◆ Work to be completed
Every entry below should be repeated exactly; the pictures should not.
******************************
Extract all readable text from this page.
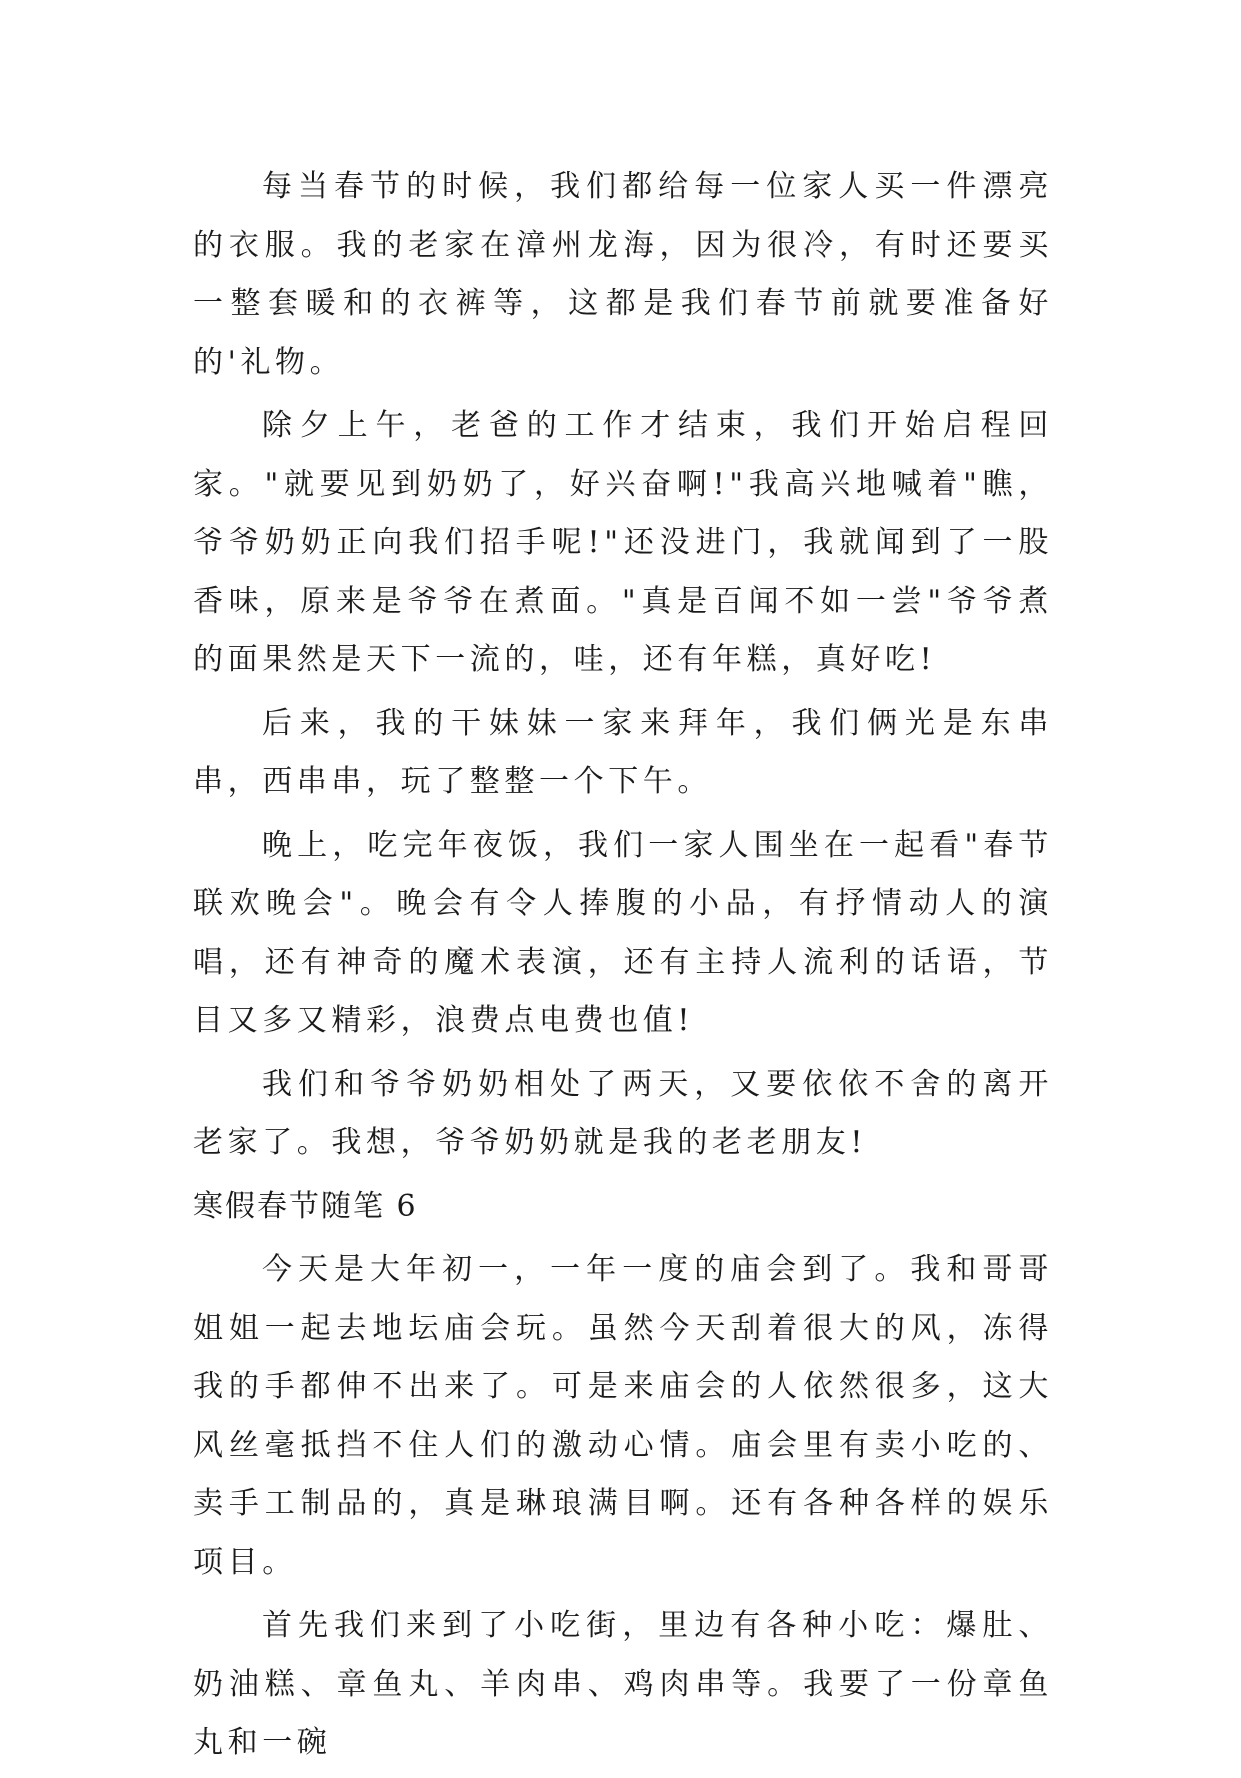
每当春节的时候，我们都给每一位家人买一件漂亮的衣服。我的老家在漳州龙海，因为很冷，有时还要买一整套暖和的衣裤等，这都是我们春节前就要准备好的'礼物。

除夕上午，老爸的工作才结束，我们开始启程回家。"就要见到奶奶了，好兴奋啊!"我高兴地喊着"瞧，爷爷奶奶正向我们招手呢!"还没进门，我就闻到了一股香味，原来是爷爷在煮面。"真是百闻不如一尝"爷爷煮的面果然是天下一流的，哇，还有年糕，真好吃!

后来，我的干妹妹一家来拜年，我们俩光是东串串，西串串，玩了整整一个下午。

晚上，吃完年夜饭，我们一家人围坐在一起看"春节联欢晚会"。晚会有令人捧腹的小品，有抒情动人的演唱，还有神奇的魔术表演，还有主持人流利的话语，节目又多又精彩，浪费点电费也值!

我们和爷爷奶奶相处了两天，又要依依不舍的离开老家了。我想，爷爷奶奶就是我的老老朋友!

寒假春节随笔 6

今天是大年初一，一年一度的庙会到了。我和哥哥姐姐一起去地坛庙会玩。虽然今天刮着很大的风，冻得我的手都伸不出来了。可是来庙会的人依然很多，这大风丝毫抵挡不住人们的激动心情。庙会里有卖小吃的、卖手工制品的，真是琳琅满目啊。还有各种各样的娱乐项目。

首先我们来到了小吃街，里边有各种小吃：爆肚、奶油糕、章鱼丸、羊肉串、鸡肉串等。我要了一份章鱼丸和一碗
******************************
◆ Answer for the task
Extract all readable text from this page.
每当春节的时候，我们都给每一位家人买一件漂亮的衣服。我的老家在漳州龙海，因为很冷，有时还要买一整套暖和的衣裤等，这都是我们春节前就要准备好的'礼物。

除夕上午，老爸的工作才结束，我们开始启程回家。"就要见到奶奶了，好兴奋啊!"我高兴地喊着"瞧，爷爷奶奶正向我们招手呢!"还没进门，我就闻到了一股香味，原来是爷爷在煮面。"真是百闻不如一尝"爷爷煮的面果然是天下一流的，哇，还有年糕，真好吃!

后来，我的干妹妹一家来拜年，我们俩光是东串串，西串串，玩了整整一个下午。

晚上，吃完年夜饭，我们一家人围坐在一起看"春节联欢晚会"。晚会有令人捧腹的小品，有抒情动人的演唱，还有神奇的魔术表演，还有主持人流利的话语，节目又多又精彩，浪费点电费也值!

我们和爷爷奶奶相处了两天，又要依依不舍的离开老家了。我想，爷爷奶奶就是我的老老朋友!

寒假春节随笔 6

今天是大年初一，一年一度的庙会到了。我和哥哥姐姐一起去地坛庙会玩。虽然今天刮着很大的风，冻得我的手都伸不出来了。可是来庙会的人依然很多，这大风丝毫抵挡不住人们的激动心情。庙会里有卖小吃的、卖手工制品的，真是琳琅满目啊。还有各种各样的娱乐项目。

首先我们来到了小吃街，里边有各种小吃：爆肚、奶油糕、章鱼丸、羊肉串、鸡肉串等。我要了一份章鱼丸和一碗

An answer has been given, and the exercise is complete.